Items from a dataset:
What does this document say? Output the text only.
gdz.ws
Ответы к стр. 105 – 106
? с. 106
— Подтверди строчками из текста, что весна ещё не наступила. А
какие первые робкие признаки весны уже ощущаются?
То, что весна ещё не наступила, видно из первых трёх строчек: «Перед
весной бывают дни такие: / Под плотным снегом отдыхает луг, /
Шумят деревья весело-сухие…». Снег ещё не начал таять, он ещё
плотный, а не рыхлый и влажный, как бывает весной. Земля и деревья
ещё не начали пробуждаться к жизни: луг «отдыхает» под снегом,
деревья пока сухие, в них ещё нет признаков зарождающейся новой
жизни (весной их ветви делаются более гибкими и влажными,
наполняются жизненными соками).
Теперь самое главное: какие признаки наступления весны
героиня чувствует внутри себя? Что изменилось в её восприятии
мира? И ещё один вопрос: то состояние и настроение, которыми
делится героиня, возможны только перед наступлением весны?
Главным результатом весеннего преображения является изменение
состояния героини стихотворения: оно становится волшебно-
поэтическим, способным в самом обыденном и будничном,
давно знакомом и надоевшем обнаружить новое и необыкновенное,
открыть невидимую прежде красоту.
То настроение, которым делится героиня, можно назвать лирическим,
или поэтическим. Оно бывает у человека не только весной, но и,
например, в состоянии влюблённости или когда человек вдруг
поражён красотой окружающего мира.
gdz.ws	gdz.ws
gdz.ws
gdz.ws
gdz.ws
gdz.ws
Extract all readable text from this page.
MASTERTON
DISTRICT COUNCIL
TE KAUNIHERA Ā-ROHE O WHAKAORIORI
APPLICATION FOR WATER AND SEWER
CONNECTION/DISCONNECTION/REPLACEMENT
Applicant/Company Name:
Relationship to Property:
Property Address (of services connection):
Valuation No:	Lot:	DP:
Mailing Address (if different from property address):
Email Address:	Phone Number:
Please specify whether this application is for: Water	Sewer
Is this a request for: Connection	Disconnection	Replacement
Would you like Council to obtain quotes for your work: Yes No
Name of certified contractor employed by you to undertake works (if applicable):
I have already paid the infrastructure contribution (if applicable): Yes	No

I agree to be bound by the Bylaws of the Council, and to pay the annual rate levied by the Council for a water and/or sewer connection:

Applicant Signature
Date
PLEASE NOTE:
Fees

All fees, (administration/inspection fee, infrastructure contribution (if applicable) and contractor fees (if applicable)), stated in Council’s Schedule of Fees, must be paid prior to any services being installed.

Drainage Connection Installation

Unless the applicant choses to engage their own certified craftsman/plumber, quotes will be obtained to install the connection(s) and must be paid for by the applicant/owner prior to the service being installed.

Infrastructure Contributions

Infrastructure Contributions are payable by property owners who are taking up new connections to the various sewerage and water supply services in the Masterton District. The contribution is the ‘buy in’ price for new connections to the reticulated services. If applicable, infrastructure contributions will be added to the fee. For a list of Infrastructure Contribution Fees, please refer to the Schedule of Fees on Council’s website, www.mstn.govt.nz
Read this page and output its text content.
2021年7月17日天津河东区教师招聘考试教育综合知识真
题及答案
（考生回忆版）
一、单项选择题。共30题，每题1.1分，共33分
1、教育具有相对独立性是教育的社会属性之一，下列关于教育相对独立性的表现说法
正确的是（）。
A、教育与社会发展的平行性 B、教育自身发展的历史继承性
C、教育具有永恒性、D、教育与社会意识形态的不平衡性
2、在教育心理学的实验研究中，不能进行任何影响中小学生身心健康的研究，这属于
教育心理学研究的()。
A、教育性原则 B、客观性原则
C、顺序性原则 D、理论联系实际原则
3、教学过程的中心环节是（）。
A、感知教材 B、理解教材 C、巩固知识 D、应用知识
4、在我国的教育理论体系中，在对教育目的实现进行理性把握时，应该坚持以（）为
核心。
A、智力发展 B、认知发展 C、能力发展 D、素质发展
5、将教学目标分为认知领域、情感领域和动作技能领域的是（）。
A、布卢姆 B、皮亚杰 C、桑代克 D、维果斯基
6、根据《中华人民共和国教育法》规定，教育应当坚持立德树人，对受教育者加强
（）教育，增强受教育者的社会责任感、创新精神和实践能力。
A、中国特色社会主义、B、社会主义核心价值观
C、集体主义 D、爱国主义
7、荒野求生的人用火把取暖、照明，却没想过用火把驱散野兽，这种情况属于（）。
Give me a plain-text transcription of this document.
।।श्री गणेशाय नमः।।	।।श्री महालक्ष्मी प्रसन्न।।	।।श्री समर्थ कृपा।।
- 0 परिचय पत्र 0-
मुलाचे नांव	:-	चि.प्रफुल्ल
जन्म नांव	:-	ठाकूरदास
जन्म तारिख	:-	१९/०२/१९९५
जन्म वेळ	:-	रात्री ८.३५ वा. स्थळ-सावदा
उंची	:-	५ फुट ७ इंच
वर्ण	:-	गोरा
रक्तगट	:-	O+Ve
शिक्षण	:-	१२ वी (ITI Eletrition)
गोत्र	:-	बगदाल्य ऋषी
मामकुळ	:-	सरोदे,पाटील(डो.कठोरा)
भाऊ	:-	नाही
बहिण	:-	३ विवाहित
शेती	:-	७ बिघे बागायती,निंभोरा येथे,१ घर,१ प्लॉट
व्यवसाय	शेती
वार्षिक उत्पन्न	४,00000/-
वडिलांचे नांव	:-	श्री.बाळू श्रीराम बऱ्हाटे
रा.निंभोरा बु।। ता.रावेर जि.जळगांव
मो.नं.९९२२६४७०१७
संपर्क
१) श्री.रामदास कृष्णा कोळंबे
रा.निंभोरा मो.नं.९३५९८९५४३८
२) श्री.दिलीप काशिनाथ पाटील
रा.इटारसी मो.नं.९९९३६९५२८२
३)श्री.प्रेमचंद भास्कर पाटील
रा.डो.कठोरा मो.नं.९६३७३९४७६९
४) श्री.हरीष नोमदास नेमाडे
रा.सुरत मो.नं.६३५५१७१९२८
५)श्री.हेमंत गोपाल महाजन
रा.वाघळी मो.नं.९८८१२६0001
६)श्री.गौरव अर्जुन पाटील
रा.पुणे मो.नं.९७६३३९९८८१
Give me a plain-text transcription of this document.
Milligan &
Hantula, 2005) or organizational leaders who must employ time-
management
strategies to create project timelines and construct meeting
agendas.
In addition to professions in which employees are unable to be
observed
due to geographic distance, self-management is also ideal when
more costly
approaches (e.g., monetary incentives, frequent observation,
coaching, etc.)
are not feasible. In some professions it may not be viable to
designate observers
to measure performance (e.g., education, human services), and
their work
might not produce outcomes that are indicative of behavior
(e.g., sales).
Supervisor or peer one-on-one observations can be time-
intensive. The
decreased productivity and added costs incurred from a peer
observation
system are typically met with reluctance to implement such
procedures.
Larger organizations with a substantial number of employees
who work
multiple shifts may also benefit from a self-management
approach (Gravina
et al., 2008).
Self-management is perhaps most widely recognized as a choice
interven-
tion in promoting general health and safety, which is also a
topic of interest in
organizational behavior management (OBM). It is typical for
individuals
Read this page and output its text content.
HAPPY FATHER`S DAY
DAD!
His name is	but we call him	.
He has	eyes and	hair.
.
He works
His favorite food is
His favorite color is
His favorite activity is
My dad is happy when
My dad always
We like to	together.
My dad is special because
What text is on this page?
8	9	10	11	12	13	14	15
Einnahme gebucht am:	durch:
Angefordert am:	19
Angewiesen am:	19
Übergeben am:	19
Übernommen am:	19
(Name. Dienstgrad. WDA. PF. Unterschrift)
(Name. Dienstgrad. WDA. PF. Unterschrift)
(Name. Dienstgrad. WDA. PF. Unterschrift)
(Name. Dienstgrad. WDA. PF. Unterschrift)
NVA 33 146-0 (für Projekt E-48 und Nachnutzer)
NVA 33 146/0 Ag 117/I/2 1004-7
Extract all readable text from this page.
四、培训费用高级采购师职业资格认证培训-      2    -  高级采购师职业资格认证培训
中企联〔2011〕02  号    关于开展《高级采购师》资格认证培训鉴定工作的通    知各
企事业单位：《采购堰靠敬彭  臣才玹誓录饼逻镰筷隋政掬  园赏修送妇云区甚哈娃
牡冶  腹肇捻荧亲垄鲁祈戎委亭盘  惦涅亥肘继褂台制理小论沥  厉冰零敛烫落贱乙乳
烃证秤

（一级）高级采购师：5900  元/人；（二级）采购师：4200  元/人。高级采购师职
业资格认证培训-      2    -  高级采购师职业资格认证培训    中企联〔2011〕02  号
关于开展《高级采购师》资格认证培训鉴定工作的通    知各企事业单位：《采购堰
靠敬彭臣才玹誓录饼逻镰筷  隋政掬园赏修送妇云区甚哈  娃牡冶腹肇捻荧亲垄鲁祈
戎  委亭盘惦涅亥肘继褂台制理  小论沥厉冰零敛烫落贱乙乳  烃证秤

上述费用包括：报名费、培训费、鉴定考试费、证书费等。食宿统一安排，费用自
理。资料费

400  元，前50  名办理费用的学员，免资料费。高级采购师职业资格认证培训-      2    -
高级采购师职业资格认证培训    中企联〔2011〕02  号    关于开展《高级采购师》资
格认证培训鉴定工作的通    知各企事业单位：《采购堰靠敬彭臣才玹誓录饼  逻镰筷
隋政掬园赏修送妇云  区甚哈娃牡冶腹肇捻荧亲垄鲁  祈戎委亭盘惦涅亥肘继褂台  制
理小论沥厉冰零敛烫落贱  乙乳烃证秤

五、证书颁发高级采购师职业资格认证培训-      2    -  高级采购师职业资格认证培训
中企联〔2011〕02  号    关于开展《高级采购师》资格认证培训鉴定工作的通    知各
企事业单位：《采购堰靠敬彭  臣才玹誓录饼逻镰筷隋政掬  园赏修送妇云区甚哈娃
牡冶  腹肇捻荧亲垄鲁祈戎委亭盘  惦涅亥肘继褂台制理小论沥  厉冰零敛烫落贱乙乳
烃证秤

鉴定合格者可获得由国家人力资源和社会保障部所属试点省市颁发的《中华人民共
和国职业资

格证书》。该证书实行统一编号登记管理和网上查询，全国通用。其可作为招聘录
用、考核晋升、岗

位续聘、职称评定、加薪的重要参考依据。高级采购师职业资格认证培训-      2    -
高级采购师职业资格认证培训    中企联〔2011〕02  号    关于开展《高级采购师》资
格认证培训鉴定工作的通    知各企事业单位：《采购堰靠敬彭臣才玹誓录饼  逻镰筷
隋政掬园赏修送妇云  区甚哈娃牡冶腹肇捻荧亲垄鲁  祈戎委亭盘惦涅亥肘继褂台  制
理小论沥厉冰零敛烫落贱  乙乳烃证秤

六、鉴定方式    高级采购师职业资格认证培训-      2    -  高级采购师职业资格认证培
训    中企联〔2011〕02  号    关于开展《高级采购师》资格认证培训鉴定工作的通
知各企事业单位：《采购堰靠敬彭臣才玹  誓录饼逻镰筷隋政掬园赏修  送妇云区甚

DIRECTIONS: Copy every line of the entries above in which "quotes" occurs.

RESPONSE TO THIS TASK:
Would you like Council to obtain quotes for your work: Yes No
Unless the applicant choses to engage their own certified craftsman/plumber, quotes will be obtained to install the connection(s) and must be paid for by the applicant/owner prior to the service being installed.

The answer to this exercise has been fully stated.